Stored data
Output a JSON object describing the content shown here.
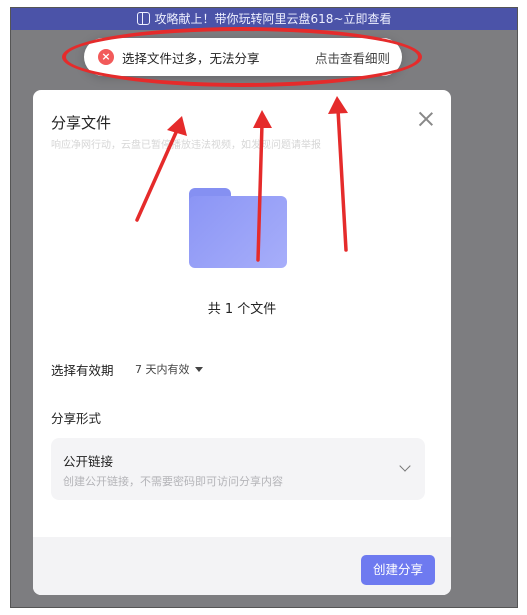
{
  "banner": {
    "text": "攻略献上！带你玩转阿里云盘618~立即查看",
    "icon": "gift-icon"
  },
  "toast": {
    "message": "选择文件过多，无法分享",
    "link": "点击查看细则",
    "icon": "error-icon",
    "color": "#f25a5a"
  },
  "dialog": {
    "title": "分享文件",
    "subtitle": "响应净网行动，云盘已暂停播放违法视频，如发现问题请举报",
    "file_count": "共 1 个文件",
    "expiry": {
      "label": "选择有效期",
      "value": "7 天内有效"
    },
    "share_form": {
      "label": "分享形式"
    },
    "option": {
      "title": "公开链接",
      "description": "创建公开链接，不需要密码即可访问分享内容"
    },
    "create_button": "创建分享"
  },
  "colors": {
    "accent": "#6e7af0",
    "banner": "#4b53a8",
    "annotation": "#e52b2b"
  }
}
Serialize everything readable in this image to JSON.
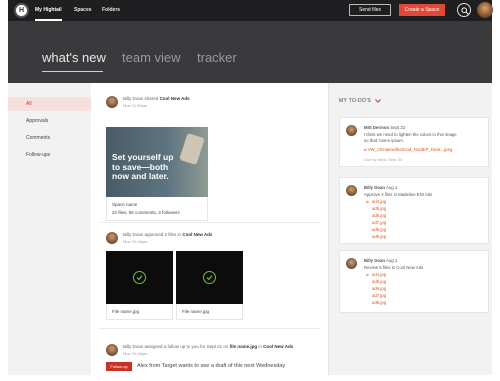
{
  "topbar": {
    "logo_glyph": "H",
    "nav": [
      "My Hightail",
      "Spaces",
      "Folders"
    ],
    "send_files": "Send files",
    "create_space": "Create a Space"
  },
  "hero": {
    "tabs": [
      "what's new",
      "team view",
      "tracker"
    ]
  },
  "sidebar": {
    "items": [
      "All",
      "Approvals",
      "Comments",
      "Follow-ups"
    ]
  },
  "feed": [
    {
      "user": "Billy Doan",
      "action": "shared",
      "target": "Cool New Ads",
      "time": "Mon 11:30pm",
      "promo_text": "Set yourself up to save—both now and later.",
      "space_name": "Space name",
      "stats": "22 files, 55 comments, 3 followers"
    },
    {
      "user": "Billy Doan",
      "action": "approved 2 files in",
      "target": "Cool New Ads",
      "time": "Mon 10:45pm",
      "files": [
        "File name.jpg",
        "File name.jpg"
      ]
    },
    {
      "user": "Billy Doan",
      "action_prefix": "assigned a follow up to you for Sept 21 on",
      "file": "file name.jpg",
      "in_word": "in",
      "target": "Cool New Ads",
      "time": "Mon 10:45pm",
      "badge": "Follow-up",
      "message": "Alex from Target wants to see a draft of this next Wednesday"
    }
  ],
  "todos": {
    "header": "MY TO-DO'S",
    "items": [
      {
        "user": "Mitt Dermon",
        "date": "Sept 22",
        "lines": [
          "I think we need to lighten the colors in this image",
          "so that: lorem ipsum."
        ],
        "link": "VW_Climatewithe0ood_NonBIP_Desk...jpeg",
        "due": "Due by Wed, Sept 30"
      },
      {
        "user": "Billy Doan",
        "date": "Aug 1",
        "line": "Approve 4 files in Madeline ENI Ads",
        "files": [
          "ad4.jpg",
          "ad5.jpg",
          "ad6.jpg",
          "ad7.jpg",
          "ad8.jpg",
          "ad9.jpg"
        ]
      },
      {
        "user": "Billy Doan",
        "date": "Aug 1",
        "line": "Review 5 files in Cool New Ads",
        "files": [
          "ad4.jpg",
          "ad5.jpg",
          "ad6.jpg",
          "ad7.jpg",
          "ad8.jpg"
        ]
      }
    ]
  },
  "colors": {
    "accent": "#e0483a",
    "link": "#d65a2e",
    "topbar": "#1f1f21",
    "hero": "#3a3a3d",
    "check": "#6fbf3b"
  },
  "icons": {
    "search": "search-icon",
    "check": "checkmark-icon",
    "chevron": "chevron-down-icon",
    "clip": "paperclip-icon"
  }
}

## Problem to work on
Are you able to set down all the lines above exactly, without any pictures?

## Solution
Output a JSON object describing the content shown here.
{
  "banner": {
    "text": "攻略献上！带你玩转阿里云盘618~立即查看",
    "icon": "gift-icon"
  },
  "toast": {
    "message": "选择文件过多，无法分享",
    "link": "点击查看细则",
    "icon": "error-icon",
    "color": "#f25a5a"
  },
  "dialog": {
    "title": "分享文件",
    "subtitle": "响应净网行动，云盘已暂停播放违法视频，如发现问题请举报",
    "file_count": "共 1 个文件",
    "expiry": {
      "label": "选择有效期",
      "value": "7 天内有效"
    },
    "share_form": {
      "label": "分享形式"
    },
    "option": {
      "title": "公开链接",
      "description": "创建公开链接，不需要密码即可访问分享内容"
    },
    "create_button": "创建分享"
  },
  "colors": {
    "accent": "#6e7af0",
    "banner": "#4b53a8",
    "annotation": "#e52b2b"
  }
}
Serialize everything readable in this image to JSON.
{
  "topbar": {
    "logo_glyph": "H",
    "nav": [
      "My Hightail",
      "Spaces",
      "Folders"
    ],
    "send_files": "Send files",
    "create_space": "Create a Space"
  },
  "hero": {
    "tabs": [
      "what's new",
      "team view",
      "tracker"
    ]
  },
  "sidebar": {
    "items": [
      "All",
      "Approvals",
      "Comments",
      "Follow-ups"
    ]
  },
  "feed": [
    {
      "user": "Billy Doan",
      "action": "shared",
      "target": "Cool New Ads",
      "time": "Mon 11:30pm",
      "promo_text": "Set yourself up to save—both now and later.",
      "space_name": "Space name",
      "stats": "22 files, 55 comments, 3 followers"
    },
    {
      "user": "Billy Doan",
      "action": "approved 2 files in",
      "target": "Cool New Ads",
      "time": "Mon 10:45pm",
      "files": [
        "File name.jpg",
        "File name.jpg"
      ]
    },
    {
      "user": "Billy Doan",
      "action_prefix": "assigned a follow up to you for Sept 21 on",
      "file": "file name.jpg",
      "in_word": "in",
      "target": "Cool New Ads",
      "time": "Mon 10:45pm",
      "badge": "Follow-up",
      "message": "Alex from Target wants to see a draft of this next Wednesday"
    }
  ],
  "todos": {
    "header": "MY TO-DO'S",
    "items": [
      {
        "user": "Mitt Dermon",
        "date": "Sept 22",
        "lines": [
          "I think we need to lighten the colors in this image",
          "so that: lorem ipsum."
        ],
        "link": "VW_Climatewithe0ood_NonBIP_Desk...jpeg",
        "due": "Due by Wed, Sept 30"
      },
      {
        "user": "Billy Doan",
        "date": "Aug 1",
        "line": "Approve 4 files in Madeline ENI Ads",
        "files": [
          "ad4.jpg",
          "ad5.jpg",
          "ad6.jpg",
          "ad7.jpg",
          "ad8.jpg",
          "ad9.jpg"
        ]
      },
      {
        "user": "Billy Doan",
        "date": "Aug 1",
        "line": "Review 5 files in Cool New Ads",
        "files": [
          "ad4.jpg",
          "ad5.jpg",
          "ad6.jpg",
          "ad7.jpg",
          "ad8.jpg"
        ]
      }
    ]
  },
  "colors": {
    "accent": "#e0483a",
    "link": "#d65a2e",
    "topbar": "#1f1f21",
    "hero": "#3a3a3d",
    "check": "#6fbf3b"
  },
  "icons": {
    "search": "search-icon",
    "check": "checkmark-icon",
    "chevron": "chevron-down-icon",
    "clip": "paperclip-icon"
  }
}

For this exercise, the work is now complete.